# WHAT THE TASK REQUIRES:
Retype the items from the first line through the line containing "cell-label: 0 (471, 31, 478, 43)", including both of those lines. Keep every character unchanged.

# Records from a data collection:
::::

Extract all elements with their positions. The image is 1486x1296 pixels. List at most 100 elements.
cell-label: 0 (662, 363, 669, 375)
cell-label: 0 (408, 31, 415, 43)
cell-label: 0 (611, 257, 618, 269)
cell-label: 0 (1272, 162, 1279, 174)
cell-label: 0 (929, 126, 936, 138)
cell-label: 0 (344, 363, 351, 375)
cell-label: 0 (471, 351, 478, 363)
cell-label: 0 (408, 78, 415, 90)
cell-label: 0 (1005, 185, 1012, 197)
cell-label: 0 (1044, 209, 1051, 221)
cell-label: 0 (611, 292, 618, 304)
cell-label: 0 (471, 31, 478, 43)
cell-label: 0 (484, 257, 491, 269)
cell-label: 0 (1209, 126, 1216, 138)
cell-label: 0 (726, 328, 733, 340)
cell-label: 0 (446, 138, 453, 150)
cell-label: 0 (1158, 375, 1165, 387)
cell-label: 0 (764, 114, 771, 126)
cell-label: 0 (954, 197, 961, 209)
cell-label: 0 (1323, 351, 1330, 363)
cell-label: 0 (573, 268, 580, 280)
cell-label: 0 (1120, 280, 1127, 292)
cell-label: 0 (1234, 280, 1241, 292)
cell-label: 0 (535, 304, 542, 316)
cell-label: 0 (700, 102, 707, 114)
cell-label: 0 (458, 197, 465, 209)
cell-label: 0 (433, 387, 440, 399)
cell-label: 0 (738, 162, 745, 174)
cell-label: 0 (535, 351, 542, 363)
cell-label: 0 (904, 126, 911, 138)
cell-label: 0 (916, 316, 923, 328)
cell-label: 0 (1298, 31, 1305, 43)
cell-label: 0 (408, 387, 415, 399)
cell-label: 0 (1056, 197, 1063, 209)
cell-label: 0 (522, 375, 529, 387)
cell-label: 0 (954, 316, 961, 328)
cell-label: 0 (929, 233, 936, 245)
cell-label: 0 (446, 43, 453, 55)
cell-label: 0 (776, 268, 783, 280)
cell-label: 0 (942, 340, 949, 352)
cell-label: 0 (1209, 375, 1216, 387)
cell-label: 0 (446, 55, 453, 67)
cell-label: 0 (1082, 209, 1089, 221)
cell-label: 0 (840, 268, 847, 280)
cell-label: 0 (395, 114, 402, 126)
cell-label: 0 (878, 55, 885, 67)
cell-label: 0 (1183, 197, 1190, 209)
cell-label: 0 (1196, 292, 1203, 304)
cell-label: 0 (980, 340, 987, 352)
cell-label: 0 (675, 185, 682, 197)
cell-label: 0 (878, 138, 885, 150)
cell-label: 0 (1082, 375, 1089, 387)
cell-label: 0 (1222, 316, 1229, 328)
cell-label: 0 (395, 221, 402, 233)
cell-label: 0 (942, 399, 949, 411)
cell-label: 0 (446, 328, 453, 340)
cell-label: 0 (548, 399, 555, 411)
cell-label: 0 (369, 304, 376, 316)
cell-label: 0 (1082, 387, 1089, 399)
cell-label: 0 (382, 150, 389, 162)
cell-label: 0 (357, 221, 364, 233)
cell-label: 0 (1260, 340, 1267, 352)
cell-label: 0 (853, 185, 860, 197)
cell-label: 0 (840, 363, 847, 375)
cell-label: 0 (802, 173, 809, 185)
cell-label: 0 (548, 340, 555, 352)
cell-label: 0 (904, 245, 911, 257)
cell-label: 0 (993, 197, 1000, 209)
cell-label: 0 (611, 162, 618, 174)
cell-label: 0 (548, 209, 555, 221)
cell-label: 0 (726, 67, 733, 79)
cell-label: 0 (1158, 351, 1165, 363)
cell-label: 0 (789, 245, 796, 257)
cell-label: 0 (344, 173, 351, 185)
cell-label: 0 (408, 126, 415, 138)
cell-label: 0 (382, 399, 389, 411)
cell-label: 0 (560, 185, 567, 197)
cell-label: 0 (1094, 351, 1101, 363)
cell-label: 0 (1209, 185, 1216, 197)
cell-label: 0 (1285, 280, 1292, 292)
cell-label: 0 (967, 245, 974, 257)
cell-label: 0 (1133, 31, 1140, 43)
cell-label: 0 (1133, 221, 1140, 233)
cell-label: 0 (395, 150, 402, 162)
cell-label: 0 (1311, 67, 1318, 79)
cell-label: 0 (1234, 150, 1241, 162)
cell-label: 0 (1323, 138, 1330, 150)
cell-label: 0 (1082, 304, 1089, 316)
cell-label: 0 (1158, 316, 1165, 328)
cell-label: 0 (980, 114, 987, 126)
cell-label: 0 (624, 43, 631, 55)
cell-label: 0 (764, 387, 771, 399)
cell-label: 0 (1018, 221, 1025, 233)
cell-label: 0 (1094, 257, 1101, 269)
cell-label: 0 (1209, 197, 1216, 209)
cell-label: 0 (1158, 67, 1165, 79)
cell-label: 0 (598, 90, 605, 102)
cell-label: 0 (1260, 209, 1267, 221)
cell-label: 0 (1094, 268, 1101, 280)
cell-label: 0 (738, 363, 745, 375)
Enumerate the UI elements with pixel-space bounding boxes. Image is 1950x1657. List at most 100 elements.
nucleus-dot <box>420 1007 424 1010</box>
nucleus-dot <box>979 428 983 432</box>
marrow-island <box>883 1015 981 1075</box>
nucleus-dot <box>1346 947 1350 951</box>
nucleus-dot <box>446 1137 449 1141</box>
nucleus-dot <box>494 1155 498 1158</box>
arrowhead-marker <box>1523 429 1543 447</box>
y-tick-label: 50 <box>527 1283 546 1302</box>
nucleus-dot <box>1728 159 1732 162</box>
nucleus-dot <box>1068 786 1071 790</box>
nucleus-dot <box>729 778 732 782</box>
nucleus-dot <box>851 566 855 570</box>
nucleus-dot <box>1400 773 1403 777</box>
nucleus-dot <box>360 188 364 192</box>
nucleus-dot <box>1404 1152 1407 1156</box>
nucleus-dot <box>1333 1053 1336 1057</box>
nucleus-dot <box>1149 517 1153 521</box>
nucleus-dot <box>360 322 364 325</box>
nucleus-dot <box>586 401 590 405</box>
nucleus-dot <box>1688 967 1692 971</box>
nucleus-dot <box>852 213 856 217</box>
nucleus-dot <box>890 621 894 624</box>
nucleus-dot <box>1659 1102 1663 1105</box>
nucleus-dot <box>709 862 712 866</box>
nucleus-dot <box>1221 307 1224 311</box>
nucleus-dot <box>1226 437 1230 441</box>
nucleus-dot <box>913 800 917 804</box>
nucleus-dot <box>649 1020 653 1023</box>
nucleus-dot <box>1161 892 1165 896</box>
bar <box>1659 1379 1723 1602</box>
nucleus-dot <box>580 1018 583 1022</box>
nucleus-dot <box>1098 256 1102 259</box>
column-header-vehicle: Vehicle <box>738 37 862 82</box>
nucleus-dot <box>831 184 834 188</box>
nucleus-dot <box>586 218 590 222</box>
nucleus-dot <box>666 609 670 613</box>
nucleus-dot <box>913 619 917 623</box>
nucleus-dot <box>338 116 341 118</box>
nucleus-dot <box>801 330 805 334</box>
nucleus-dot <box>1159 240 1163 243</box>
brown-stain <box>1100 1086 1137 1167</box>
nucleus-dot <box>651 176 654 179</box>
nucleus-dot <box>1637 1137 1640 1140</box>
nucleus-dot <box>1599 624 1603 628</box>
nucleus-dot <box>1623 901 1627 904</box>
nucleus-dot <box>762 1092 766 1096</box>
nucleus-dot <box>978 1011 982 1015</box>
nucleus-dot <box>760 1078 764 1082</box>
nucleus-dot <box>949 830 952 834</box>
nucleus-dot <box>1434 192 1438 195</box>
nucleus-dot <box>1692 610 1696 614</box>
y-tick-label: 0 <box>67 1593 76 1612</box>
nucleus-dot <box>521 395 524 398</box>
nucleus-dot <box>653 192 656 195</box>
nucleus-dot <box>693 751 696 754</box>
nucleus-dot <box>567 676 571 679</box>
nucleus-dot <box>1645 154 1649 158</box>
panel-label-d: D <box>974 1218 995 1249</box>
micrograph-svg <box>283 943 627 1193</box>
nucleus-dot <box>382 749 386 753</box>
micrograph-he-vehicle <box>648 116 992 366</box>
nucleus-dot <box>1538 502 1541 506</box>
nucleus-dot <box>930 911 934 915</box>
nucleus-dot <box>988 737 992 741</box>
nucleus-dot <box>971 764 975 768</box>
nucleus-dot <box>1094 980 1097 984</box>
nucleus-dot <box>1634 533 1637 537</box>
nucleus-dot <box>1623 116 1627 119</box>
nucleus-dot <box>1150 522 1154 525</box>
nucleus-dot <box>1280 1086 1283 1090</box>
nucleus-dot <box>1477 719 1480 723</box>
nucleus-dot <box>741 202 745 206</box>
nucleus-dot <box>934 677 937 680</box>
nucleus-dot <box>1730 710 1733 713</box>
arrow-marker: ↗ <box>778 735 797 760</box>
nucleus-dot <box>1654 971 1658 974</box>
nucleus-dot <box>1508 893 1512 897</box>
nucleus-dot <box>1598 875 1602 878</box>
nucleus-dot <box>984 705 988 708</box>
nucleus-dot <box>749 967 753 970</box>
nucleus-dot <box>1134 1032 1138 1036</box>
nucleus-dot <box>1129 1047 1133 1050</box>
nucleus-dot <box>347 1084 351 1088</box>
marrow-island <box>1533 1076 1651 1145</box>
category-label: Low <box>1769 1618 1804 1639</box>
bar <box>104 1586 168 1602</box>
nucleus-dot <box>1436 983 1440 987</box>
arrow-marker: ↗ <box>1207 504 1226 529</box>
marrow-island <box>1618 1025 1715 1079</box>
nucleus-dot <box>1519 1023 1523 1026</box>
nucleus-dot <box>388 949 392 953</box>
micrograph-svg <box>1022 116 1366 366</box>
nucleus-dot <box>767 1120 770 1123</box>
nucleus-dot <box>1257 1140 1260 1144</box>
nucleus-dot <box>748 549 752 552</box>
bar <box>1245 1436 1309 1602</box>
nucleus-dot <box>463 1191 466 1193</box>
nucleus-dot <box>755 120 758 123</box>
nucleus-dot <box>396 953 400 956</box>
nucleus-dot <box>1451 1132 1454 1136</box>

::::

# ANSWER TO THE PROBLEM:
Extract all elements with their positions. The image is 1486x1296 pixels. List at most 100 elements.
cell-label: 0 (662, 363, 669, 375)
cell-label: 0 (408, 31, 415, 43)
cell-label: 0 (611, 257, 618, 269)
cell-label: 0 (1272, 162, 1279, 174)
cell-label: 0 (929, 126, 936, 138)
cell-label: 0 (344, 363, 351, 375)
cell-label: 0 (471, 351, 478, 363)
cell-label: 0 (408, 78, 415, 90)
cell-label: 0 (1005, 185, 1012, 197)
cell-label: 0 (1044, 209, 1051, 221)
cell-label: 0 (611, 292, 618, 304)
cell-label: 0 (471, 31, 478, 43)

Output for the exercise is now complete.